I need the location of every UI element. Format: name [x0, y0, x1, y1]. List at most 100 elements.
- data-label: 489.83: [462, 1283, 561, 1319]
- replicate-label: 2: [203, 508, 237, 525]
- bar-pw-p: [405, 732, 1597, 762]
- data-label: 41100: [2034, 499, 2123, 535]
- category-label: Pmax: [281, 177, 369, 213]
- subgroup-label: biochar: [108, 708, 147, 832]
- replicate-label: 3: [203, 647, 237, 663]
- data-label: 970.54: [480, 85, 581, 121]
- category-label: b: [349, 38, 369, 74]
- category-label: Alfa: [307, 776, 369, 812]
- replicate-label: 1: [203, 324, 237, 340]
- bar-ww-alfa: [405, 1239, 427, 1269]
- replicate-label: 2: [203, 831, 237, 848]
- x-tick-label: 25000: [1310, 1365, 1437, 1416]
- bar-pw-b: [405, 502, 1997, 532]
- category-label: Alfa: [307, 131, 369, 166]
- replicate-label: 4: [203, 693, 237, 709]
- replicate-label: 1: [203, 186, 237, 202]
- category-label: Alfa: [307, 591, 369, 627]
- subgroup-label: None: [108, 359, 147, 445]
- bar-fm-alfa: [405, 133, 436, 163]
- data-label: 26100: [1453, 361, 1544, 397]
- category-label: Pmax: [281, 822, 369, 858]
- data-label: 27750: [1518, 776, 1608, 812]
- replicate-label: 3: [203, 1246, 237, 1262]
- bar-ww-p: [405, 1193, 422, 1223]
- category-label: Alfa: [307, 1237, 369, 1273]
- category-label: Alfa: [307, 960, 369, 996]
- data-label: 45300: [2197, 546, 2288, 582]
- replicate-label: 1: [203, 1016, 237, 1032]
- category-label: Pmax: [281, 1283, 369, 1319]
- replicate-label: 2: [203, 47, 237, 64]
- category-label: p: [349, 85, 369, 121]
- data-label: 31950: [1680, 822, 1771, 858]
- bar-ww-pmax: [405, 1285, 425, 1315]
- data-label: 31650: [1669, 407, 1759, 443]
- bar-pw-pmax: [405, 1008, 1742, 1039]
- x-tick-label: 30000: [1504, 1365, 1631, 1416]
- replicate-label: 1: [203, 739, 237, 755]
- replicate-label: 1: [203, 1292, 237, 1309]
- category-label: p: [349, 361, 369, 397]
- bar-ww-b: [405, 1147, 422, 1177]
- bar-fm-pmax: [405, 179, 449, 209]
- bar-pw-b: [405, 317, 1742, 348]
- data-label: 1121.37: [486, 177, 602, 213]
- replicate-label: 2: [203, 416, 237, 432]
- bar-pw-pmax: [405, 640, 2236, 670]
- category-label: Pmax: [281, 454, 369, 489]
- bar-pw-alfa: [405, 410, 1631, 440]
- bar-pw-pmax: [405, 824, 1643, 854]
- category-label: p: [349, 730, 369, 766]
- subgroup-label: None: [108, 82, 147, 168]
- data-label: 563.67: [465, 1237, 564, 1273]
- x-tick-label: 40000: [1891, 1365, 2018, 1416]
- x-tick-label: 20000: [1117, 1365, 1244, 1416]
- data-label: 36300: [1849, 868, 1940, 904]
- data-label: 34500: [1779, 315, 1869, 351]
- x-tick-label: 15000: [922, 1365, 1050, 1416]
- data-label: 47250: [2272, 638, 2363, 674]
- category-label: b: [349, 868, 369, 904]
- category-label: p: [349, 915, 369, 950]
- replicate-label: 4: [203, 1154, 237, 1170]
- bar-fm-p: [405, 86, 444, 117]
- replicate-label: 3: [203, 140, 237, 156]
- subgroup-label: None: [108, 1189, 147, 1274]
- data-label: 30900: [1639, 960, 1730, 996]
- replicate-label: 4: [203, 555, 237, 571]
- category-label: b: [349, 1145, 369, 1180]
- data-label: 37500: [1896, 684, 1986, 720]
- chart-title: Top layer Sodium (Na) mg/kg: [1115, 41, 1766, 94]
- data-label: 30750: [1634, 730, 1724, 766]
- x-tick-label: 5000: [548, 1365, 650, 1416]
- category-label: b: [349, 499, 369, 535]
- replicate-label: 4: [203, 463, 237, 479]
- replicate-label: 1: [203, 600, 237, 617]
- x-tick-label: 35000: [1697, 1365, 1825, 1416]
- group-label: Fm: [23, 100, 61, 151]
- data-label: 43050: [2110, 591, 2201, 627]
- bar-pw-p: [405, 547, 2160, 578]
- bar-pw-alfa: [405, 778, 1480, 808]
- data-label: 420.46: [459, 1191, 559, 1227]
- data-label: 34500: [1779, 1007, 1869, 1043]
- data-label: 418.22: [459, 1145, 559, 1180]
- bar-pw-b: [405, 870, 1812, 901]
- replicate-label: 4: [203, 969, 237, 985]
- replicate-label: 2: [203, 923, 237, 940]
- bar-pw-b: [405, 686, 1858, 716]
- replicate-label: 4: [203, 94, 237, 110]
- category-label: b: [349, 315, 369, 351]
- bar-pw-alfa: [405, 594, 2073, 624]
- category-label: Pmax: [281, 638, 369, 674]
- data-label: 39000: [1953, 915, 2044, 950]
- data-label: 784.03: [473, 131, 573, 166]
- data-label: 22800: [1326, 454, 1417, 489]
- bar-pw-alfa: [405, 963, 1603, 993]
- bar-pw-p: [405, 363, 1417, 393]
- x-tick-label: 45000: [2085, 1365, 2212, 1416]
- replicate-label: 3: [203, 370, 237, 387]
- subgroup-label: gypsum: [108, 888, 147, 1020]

----------------------------------------

### What you are asked to do
Turn the items from the start through the line containing "- category-label: Alfa: [307, 776, 369, 812]" into a Markdown table with the columns Row and Line, giving each nonblank line its own numbered row.

### Solution to the problem
| Row | Line |
|---|---|
| 1 | I need the location of every UI element. Format: name [x0, y0, x1, y1]. List at most 100 elements. |
| 2 | - data-label: 489.83: [462, 1283, 561, 1319] |
| 3 | - replicate-label: 2: [203, 508, 237, 525] |
| 4 | - bar-pw-p: [405, 732, 1597, 762] |
| 5 | - data-label: 41100: [2034, 499, 2123, 535] |
| 6 | - category-label: Pmax: [281, 177, 369, 213] |
| 7 | - subgroup-label: biochar: [108, 708, 147, 832] |
| 8 | - replicate-label: 3: [203, 647, 237, 663] |
| 9 | - data-label: 970.54: [480, 85, 581, 121] |
| 10 | - category-label: b: [349, 38, 369, 74] |
| 11 | - category-label: Alfa: [307, 776, 369, 812] |